[ITEMS start]
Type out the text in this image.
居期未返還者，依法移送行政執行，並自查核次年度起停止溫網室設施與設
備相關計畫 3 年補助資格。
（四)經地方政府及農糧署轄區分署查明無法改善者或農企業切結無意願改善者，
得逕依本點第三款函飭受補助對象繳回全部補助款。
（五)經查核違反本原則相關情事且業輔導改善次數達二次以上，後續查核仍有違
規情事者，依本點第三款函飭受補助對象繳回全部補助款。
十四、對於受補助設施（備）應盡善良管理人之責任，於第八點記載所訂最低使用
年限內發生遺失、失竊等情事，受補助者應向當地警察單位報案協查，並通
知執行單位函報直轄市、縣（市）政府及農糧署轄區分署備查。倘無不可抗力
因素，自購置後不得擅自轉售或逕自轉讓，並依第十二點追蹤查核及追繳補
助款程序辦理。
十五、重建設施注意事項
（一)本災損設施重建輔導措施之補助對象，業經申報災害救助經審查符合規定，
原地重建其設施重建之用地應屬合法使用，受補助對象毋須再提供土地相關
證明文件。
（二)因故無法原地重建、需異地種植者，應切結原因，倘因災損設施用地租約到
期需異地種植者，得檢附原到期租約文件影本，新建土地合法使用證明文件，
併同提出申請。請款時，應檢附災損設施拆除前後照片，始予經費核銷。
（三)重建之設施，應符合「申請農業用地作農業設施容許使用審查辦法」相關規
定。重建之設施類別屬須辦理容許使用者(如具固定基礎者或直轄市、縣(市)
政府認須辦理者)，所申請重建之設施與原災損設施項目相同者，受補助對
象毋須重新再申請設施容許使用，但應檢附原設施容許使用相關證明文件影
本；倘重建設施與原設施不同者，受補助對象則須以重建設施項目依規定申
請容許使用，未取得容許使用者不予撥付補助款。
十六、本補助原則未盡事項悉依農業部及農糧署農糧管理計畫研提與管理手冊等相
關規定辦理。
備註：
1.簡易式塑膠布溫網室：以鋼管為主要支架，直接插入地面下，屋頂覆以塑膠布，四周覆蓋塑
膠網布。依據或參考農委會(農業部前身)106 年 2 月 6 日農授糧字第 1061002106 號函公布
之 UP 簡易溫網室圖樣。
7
[ITEMS end]
→ WHAT YOU ARE ASKED TO DO
Copy out the whole listing exactly.

→ SOLUTION
Type out the text in this image.
居期未返還者，依法移送行政執行，並自查核次年度起停止溫網室設施與設
備相關計畫 3 年補助資格。
（四)經地方政府及農糧署轄區分署查明無法改善者或農企業切結無意願改善者，
得逕依本點第三款函飭受補助對象繳回全部補助款。
（五)經查核違反本原則相關情事且業輔導改善次數達二次以上，後續查核仍有違
規情事者，依本點第三款函飭受補助對象繳回全部補助款。
十四、對於受補助設施（備）應盡善良管理人之責任，於第八點記載所訂最低使用
年限內發生遺失、失竊等情事，受補助者應向當地警察單位報案協查，並通
知執行單位函報直轄市、縣（市）政府及農糧署轄區分署備查。倘無不可抗力
因素，自購置後不得擅自轉售或逕自轉讓，並依第十二點追蹤查核及追繳補
助款程序辦理。
十五、重建設施注意事項
（一)本災損設施重建輔導措施之補助對象，業經申報災害救助經審查符合規定，
原地重建其設施重建之用地應屬合法使用，受補助對象毋須再提供土地相關
證明文件。
（二)因故無法原地重建、需異地種植者，應切結原因，倘因災損設施用地租約到
期需異地種植者，得檢附原到期租約文件影本，新建土地合法使用證明文件，
併同提出申請。請款時，應檢附災損設施拆除前後照片，始予經費核銷。
（三)重建之設施，應符合「申請農業用地作農業設施容許使用審查辦法」相關規
定。重建之設施類別屬須辦理容許使用者(如具固定基礎者或直轄市、縣(市)
政府認須辦理者)，所申請重建之設施與原災損設施項目相同者，受補助對
象毋須重新再申請設施容許使用，但應檢附原設施容許使用相關證明文件影
本；倘重建設施與原設施不同者，受補助對象則須以重建設施項目依規定申
請容許使用，未取得容許使用者不予撥付補助款。
十六、本補助原則未盡事項悉依農業部及農糧署農糧管理計畫研提與管理手冊等相
關規定辦理。
備註：
1.簡易式塑膠布溫網室：以鋼管為主要支架，直接插入地面下，屋頂覆以塑膠布，四周覆蓋塑
膠網布。依據或參考農委會(農業部前身)106 年 2 月 6 日農授糧字第 1061002106 號函公布
之 UP 簡易溫網室圖樣。
7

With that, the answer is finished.